→ **TASK DIRECTIONS**: Rewrite the entries from the very first line through the line containing "view-sample-link[interactable]: 查看样例 (983, 462, 1031, 479)", putting "input-box" wherever "field-input" appears and leaving everything else unchanged.
## Begin DATA LISTING
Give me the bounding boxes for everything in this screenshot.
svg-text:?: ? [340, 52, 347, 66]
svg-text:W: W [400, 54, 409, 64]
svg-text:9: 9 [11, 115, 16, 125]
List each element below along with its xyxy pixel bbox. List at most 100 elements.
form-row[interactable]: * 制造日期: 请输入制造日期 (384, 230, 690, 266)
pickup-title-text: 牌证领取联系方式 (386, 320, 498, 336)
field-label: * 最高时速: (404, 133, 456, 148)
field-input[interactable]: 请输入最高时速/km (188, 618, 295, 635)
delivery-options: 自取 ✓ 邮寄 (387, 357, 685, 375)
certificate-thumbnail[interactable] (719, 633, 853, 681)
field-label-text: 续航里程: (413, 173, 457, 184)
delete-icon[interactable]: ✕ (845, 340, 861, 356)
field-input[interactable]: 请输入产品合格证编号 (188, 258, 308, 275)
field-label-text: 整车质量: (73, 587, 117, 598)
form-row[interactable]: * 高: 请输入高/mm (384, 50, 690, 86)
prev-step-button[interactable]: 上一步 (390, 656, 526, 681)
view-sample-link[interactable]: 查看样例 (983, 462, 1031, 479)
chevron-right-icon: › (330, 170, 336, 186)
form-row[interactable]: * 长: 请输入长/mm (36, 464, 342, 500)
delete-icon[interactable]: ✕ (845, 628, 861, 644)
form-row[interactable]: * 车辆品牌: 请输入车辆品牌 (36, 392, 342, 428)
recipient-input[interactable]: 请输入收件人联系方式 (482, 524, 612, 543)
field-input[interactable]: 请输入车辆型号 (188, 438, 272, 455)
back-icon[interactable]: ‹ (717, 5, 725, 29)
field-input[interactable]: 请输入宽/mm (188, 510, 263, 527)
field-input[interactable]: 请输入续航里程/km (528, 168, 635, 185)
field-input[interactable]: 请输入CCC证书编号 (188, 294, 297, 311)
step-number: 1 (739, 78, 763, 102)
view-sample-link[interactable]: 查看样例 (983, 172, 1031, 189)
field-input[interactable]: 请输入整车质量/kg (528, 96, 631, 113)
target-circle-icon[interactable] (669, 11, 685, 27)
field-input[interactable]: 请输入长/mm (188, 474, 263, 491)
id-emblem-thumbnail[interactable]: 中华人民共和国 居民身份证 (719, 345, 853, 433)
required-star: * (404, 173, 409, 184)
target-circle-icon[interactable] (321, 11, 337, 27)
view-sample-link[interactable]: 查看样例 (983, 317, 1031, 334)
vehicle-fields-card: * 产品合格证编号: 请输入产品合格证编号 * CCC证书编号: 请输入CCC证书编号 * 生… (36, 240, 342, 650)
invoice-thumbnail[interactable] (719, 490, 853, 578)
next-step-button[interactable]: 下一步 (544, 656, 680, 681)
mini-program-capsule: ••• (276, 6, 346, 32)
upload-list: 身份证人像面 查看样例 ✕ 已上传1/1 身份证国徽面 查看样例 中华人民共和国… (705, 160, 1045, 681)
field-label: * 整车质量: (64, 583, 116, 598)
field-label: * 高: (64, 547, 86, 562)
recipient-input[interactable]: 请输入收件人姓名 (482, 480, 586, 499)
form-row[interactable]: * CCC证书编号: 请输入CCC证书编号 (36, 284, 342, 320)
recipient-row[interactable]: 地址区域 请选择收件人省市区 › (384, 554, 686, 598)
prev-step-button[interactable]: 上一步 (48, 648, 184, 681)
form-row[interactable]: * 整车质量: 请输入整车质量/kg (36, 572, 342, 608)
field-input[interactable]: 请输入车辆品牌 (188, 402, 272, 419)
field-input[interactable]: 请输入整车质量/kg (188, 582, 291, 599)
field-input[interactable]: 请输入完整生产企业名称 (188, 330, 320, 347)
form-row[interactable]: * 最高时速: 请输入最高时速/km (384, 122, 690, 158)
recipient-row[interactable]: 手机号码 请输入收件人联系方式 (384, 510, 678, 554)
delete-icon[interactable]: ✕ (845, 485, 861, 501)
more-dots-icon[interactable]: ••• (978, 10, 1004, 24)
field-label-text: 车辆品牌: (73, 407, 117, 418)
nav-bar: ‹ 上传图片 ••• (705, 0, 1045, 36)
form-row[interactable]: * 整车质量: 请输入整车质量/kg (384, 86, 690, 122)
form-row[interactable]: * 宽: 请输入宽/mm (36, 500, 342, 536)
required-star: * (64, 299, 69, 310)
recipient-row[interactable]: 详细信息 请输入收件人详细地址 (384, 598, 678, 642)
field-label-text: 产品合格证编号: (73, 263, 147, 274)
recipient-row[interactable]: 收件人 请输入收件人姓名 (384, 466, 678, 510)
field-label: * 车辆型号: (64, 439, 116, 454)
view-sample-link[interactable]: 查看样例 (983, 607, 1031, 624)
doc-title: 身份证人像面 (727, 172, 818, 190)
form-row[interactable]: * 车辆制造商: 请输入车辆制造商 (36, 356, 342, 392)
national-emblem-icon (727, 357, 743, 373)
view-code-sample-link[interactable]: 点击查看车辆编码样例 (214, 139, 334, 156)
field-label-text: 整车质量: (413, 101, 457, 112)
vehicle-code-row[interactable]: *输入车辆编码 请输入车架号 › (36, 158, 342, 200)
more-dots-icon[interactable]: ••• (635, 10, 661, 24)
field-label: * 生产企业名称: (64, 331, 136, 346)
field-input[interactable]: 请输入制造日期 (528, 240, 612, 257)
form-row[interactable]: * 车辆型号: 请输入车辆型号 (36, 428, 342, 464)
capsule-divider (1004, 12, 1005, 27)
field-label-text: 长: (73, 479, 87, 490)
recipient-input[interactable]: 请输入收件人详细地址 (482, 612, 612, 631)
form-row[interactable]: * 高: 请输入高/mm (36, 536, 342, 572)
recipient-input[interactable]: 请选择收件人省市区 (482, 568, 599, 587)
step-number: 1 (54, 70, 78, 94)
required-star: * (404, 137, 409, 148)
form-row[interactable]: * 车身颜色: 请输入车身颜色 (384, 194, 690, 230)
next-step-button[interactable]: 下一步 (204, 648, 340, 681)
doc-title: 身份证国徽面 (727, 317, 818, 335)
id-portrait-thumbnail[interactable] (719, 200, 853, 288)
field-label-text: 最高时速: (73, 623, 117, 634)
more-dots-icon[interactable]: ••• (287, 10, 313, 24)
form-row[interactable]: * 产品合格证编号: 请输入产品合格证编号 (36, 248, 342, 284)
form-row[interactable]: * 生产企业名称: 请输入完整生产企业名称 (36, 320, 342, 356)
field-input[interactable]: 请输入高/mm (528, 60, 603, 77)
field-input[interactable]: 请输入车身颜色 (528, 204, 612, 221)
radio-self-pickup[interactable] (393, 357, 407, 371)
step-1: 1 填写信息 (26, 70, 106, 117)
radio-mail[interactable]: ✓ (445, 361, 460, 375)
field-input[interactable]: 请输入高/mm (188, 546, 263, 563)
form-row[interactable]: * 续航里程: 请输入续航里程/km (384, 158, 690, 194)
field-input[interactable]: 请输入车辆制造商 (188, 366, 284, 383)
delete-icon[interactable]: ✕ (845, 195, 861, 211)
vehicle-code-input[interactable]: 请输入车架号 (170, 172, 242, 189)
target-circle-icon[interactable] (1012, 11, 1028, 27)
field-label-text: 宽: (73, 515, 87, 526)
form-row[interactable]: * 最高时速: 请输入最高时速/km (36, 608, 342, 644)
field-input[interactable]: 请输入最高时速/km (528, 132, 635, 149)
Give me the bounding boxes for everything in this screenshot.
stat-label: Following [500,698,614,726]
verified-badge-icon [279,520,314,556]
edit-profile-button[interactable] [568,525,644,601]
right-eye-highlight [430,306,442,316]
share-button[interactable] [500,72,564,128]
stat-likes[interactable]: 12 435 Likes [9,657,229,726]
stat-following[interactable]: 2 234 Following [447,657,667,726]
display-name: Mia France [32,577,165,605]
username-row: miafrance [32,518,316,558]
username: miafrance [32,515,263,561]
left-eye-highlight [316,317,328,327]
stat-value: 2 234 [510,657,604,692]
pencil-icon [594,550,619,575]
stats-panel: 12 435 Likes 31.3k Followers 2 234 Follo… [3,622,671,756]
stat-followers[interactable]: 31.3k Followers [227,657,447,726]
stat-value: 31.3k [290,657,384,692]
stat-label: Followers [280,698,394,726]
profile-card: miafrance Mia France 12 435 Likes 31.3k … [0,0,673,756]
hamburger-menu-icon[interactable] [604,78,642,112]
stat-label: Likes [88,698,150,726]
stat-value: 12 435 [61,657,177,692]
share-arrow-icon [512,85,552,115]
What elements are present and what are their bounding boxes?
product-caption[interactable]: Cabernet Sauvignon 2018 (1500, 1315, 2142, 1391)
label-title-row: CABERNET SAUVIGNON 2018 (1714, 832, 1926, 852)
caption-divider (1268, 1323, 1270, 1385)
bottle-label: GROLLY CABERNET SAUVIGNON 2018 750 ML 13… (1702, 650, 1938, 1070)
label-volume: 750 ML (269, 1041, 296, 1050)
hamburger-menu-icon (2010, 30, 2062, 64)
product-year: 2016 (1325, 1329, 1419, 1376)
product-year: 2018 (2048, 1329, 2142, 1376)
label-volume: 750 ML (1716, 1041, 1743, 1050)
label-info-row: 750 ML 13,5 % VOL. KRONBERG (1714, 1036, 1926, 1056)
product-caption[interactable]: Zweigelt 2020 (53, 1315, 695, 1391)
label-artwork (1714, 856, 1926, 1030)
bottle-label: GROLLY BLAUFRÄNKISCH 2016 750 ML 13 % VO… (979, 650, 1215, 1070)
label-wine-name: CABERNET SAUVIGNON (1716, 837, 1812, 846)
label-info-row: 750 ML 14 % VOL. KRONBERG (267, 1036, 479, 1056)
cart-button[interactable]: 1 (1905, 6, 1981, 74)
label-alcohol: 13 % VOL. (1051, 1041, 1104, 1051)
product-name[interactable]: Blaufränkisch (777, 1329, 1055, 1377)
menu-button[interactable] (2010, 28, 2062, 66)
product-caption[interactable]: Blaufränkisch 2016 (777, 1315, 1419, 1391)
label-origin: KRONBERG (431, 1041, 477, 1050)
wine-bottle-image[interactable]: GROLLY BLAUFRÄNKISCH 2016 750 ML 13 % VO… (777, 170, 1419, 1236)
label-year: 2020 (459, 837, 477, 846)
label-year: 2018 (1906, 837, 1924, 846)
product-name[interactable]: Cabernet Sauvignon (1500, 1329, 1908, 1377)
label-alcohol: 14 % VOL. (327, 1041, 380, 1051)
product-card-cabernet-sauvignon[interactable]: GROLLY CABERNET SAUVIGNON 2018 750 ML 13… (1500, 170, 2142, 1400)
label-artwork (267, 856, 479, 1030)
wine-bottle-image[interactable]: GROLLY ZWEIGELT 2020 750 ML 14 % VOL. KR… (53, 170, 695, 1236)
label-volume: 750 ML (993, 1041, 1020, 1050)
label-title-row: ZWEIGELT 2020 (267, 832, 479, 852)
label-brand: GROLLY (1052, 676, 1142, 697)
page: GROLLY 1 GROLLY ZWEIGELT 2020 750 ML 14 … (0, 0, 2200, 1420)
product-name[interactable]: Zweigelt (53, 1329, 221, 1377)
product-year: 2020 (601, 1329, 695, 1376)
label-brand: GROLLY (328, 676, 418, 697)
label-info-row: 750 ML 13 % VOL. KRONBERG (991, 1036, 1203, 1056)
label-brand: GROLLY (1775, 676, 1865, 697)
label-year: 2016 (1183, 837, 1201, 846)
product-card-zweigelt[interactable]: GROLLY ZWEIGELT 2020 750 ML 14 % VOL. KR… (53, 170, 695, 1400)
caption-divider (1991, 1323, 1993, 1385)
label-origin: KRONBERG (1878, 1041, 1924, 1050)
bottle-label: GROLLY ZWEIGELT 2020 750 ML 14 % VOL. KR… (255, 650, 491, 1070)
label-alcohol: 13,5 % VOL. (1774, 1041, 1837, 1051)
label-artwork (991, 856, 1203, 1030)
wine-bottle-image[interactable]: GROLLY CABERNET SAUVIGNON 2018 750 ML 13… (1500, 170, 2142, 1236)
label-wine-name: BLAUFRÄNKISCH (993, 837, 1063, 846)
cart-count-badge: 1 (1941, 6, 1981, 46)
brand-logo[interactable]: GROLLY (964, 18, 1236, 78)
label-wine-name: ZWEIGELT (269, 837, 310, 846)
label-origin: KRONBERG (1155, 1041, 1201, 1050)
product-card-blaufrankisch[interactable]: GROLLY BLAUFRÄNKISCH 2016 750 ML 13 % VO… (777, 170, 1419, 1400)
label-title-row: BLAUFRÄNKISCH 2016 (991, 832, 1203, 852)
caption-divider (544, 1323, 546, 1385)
## End DATA LISTING
→ **SOLUTION FOR THIS EXERCISE**:
Give me the bounding boxes for everything in this screenshot.
svg-text:?: ? [340, 52, 347, 66]
svg-text:W: W [400, 54, 409, 64]
svg-text:9: 9 [11, 115, 16, 125]
List each element below along with its xyxy pixel bbox. List at most 100 elements.
form-row[interactable]: * 制造日期: 请输入制造日期 (384, 230, 690, 266)
pickup-title-text: 牌证领取联系方式 (386, 320, 498, 336)
field-label: * 最高时速: (404, 133, 456, 148)
input-box[interactable]: 请输入最高时速/km (188, 618, 295, 635)
delivery-options: 自取 ✓ 邮寄 (387, 357, 685, 375)
certificate-thumbnail[interactable] (719, 633, 853, 681)
field-label-text: 续航里程: (413, 173, 457, 184)
delete-icon[interactable]: ✕ (845, 340, 861, 356)
input-box[interactable]: 请输入产品合格证编号 (188, 258, 308, 275)
field-label-text: 整车质量: (73, 587, 117, 598)
form-row[interactable]: * 高: 请输入高/mm (384, 50, 690, 86)
prev-step-button[interactable]: 上一步 (390, 656, 526, 681)
view-sample-link[interactable]: 查看样例 (983, 462, 1031, 479)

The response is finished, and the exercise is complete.